Exercise aim:
Each line of the material below that holds the word "гггг" needs to be copied.

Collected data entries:
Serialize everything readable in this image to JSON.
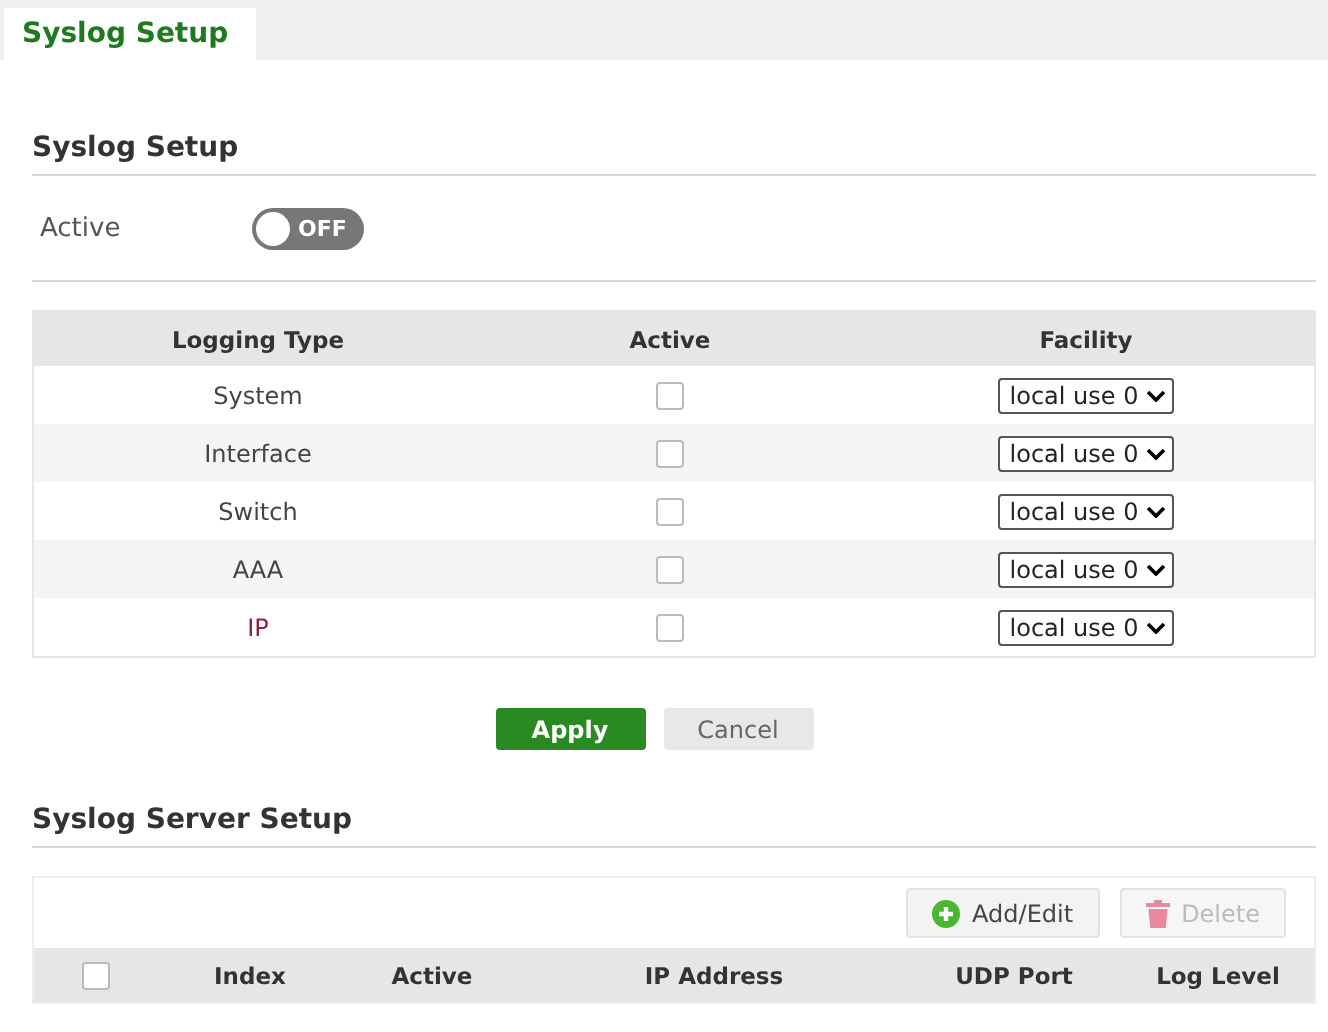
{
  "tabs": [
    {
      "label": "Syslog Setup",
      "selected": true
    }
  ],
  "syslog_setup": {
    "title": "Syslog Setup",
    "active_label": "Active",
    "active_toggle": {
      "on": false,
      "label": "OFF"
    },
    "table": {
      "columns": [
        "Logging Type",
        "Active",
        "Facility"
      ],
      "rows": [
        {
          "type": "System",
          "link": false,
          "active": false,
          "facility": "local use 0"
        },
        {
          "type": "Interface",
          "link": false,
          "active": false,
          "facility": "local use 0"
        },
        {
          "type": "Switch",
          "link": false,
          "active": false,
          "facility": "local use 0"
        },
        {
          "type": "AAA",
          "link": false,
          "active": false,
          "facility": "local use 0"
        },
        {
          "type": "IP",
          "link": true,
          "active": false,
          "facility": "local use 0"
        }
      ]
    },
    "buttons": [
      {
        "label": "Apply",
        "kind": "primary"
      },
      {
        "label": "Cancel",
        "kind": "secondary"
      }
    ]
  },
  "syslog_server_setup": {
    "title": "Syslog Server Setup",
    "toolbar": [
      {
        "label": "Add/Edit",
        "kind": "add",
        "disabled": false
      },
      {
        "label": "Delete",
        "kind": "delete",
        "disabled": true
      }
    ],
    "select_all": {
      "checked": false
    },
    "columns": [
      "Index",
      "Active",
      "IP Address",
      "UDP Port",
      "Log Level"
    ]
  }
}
==
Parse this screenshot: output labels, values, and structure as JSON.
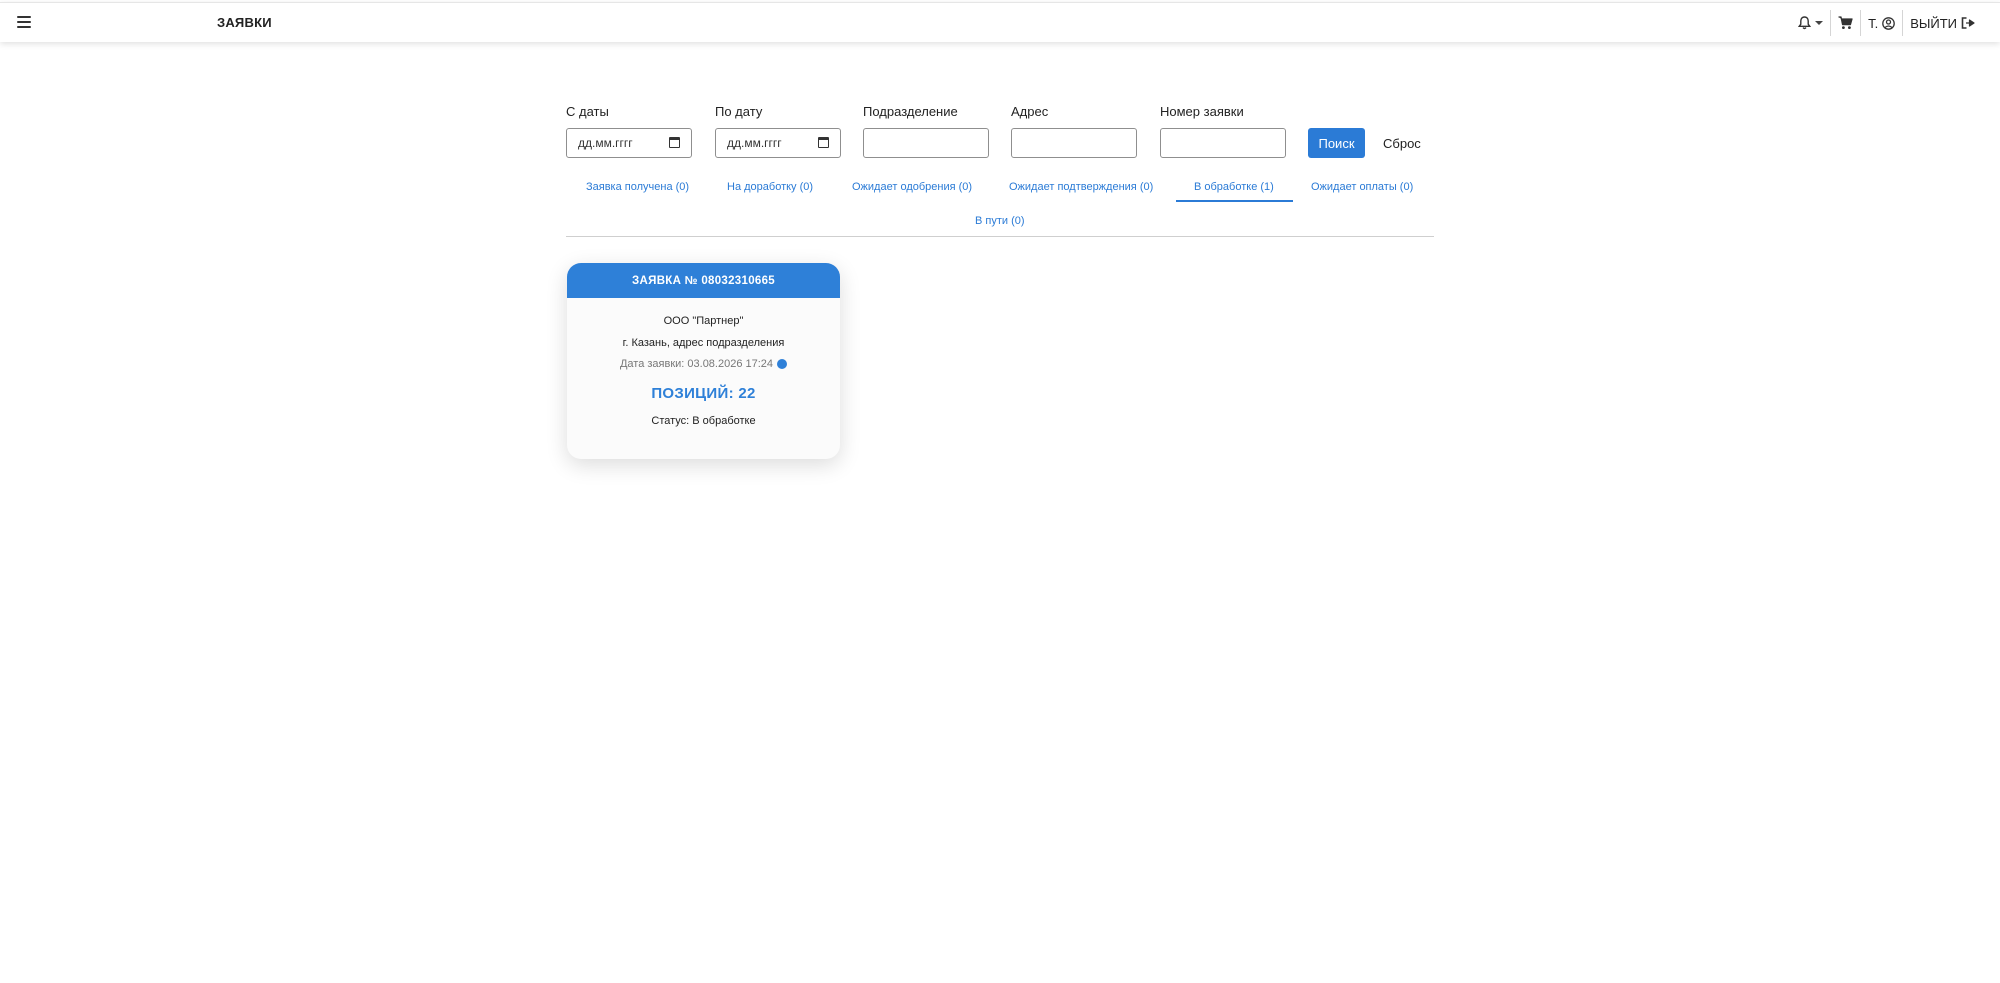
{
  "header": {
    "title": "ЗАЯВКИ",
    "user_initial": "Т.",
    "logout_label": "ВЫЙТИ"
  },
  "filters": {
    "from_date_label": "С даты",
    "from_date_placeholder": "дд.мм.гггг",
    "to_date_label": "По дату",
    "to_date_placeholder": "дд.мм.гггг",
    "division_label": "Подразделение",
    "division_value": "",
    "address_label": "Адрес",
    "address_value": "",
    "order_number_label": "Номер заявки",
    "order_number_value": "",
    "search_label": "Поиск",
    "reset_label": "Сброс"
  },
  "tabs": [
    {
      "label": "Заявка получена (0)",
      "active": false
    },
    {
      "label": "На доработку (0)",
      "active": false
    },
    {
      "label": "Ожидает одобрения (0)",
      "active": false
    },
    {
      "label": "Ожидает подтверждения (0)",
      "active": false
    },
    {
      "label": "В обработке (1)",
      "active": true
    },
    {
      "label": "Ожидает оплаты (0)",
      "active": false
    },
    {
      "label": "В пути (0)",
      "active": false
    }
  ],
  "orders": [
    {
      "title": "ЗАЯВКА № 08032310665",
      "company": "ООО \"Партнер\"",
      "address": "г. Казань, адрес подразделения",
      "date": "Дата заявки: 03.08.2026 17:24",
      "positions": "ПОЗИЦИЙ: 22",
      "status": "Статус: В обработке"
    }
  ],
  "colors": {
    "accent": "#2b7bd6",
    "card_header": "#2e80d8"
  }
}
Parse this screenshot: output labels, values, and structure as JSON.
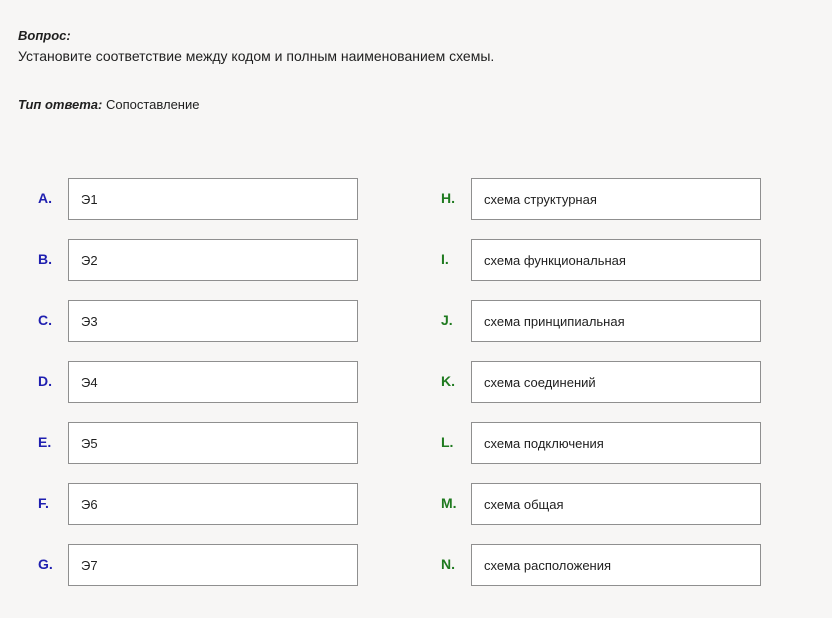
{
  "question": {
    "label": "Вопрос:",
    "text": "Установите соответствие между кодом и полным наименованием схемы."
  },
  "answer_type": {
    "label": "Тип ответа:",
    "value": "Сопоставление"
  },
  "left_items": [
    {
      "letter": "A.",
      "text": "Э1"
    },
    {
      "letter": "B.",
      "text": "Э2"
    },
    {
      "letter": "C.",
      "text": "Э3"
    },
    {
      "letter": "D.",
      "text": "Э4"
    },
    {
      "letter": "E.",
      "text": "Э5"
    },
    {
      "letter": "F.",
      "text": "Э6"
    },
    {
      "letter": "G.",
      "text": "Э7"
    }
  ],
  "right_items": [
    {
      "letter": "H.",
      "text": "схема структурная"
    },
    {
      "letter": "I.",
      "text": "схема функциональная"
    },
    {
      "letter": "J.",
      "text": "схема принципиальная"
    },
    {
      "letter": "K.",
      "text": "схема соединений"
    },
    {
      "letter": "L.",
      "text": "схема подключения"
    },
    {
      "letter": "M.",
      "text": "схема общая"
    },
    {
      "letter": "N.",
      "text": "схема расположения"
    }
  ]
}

Task solution:
    "from_date_placeholder": "дд.мм.гггг",
    "to_date_placeholder": "дд.мм.гггг",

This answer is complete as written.